## Task goal
Which lines in the material below contain the word "ПОЛУЧЕНИЯ"? Copy each of them.

## Records for processing
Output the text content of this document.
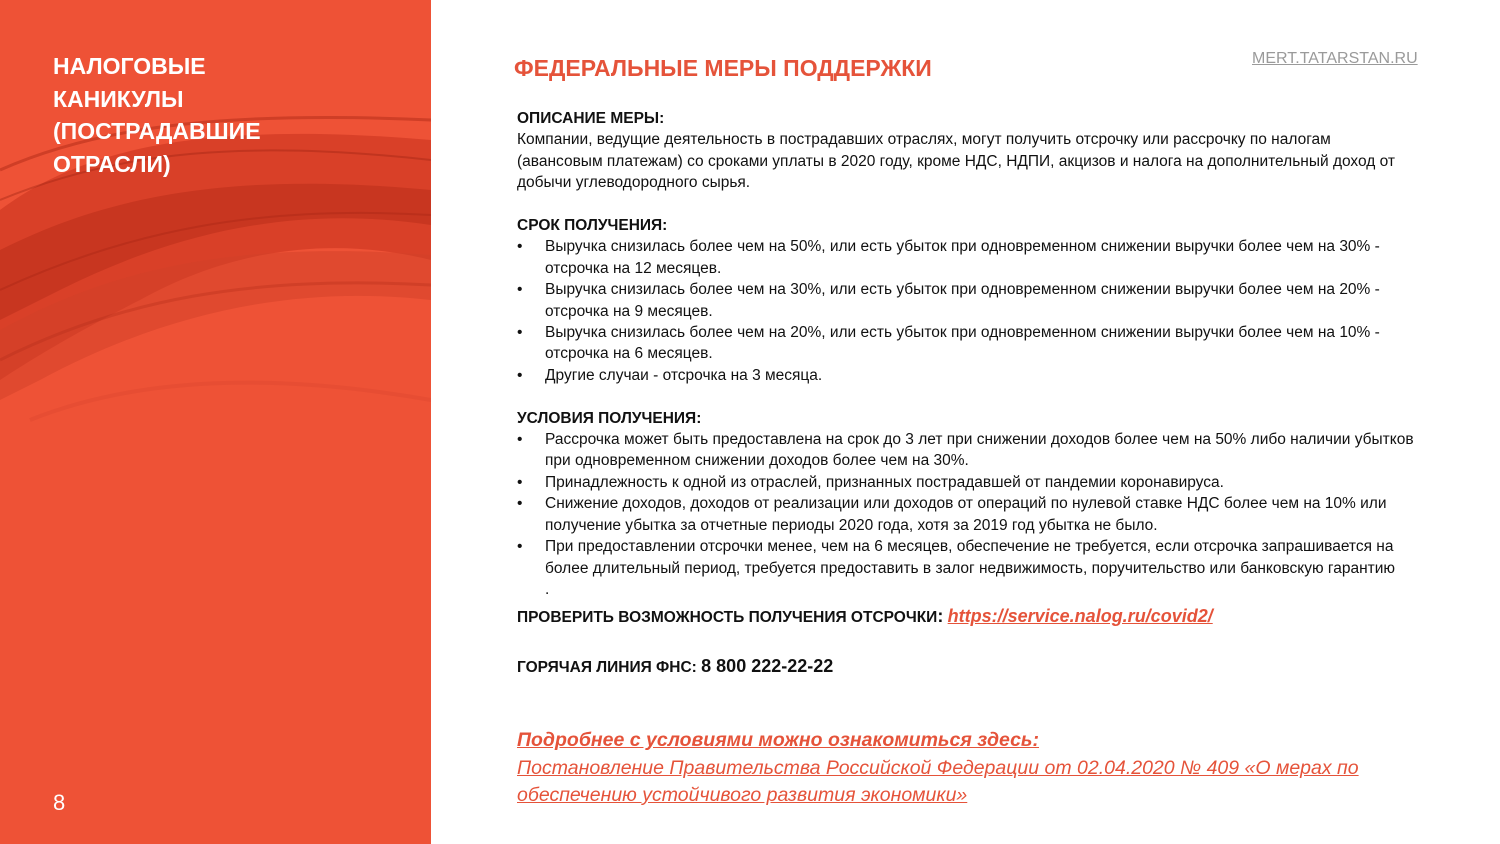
НАЛОГОВЫЕ
КАНИКУЛЫ
(ПОСТРАДАВШИЕ
ОТРАСЛИ)
8
MERT.TATARSTAN.RU
ФЕДЕРАЛЬНЫЕ МЕРЫ ПОДДЕРЖКИ
ОПИСАНИЕ МЕРЫ:
Компании, ведущие деятельность в пострадавших отраслях, могут получить отсрочку или рассрочку по налогам (авансовым платежам) со сроками уплаты в 2020 году, кроме НДС, НДПИ, акцизов и налога на дополнительный доход от добычи углеводородного сырья.
СРОК ПОЛУЧЕНИЯ:
• Выручка снизилась более чем на 50%, или есть убыток при одновременном снижении выручки более чем на 30% - отсрочка на 12 месяцев.
• Выручка снизилась более чем на 30%, или есть убыток при одновременном снижении выручки более чем на 20% - отсрочка на 9 месяцев.
• Выручка снизилась более чем на 20%, или есть убыток при одновременном снижении выручки более чем на 10% - отсрочка на 6 месяцев.
• Другие случаи - отсрочка на 3 месяца.
УСЛОВИЯ ПОЛУЧЕНИЯ:
• Рассрочка может быть предоставлена на срок до 3 лет при снижении доходов более чем на 50% либо наличии убытков при одновременном снижении доходов более чем на 30%.
• Принадлежность к одной из отраслей, признанных пострадавшей от пандемии коронавируса.
• Снижение доходов, доходов от реализации или доходов от операций по нулевой ставке НДС более чем на 10% или получение убытка за отчетные периоды 2020 года, хотя за 2019 год убытка не было.
• При предоставлении отсрочки менее, чем на 6 месяцев, обеспечение не требуется, если отсрочка запрашивается на более длительный период, требуется предоставить в залог недвижимость, поручительство или банковскую гарантию
.
ПРОВЕРИТЬ ВОЗМОЖНОСТЬ ПОЛУЧЕНИЯ ОТСРОЧКИ: https://service.nalog.ru/covid2/
ГОРЯЧАЯ ЛИНИЯ ФНС: 8 800 222-22-22
Подробнее с условиями можно ознакомиться здесь:
Постановление Правительства Российской Федерации от 02.04.2020 № 409 «О мерах по обеспечению устойчивого развития экономики»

## Answer
СРОК ПОЛУЧЕНИЯ:
УСЛОВИЯ ПОЛУЧЕНИЯ:
ПРОВЕРИТЬ ВОЗМОЖНОСТЬ ПОЛУЧЕНИЯ ОТСРОЧКИ: https://service.nalog.ru/covid2/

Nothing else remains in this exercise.